A single number is the answer here: how many lines of the entries contain "Hipovolemik"?

- **Provided data**
##############################
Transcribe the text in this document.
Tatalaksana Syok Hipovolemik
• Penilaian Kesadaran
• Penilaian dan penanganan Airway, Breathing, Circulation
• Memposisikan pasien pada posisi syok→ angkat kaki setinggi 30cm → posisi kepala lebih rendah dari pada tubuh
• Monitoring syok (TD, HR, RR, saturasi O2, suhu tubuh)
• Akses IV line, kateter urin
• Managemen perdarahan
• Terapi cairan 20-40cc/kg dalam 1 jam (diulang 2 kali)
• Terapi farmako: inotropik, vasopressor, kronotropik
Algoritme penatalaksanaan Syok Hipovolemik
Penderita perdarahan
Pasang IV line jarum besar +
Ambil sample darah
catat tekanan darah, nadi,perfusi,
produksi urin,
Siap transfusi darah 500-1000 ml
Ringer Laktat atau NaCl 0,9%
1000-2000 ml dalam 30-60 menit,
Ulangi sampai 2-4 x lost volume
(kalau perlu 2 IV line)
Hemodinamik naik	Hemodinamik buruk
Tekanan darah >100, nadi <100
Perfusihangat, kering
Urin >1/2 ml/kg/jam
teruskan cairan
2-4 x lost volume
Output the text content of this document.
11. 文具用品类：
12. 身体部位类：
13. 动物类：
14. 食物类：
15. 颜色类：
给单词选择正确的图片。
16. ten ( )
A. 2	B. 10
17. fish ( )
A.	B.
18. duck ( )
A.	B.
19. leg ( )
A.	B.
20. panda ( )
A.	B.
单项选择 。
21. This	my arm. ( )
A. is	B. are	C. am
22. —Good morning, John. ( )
##############################
- **Full output**
2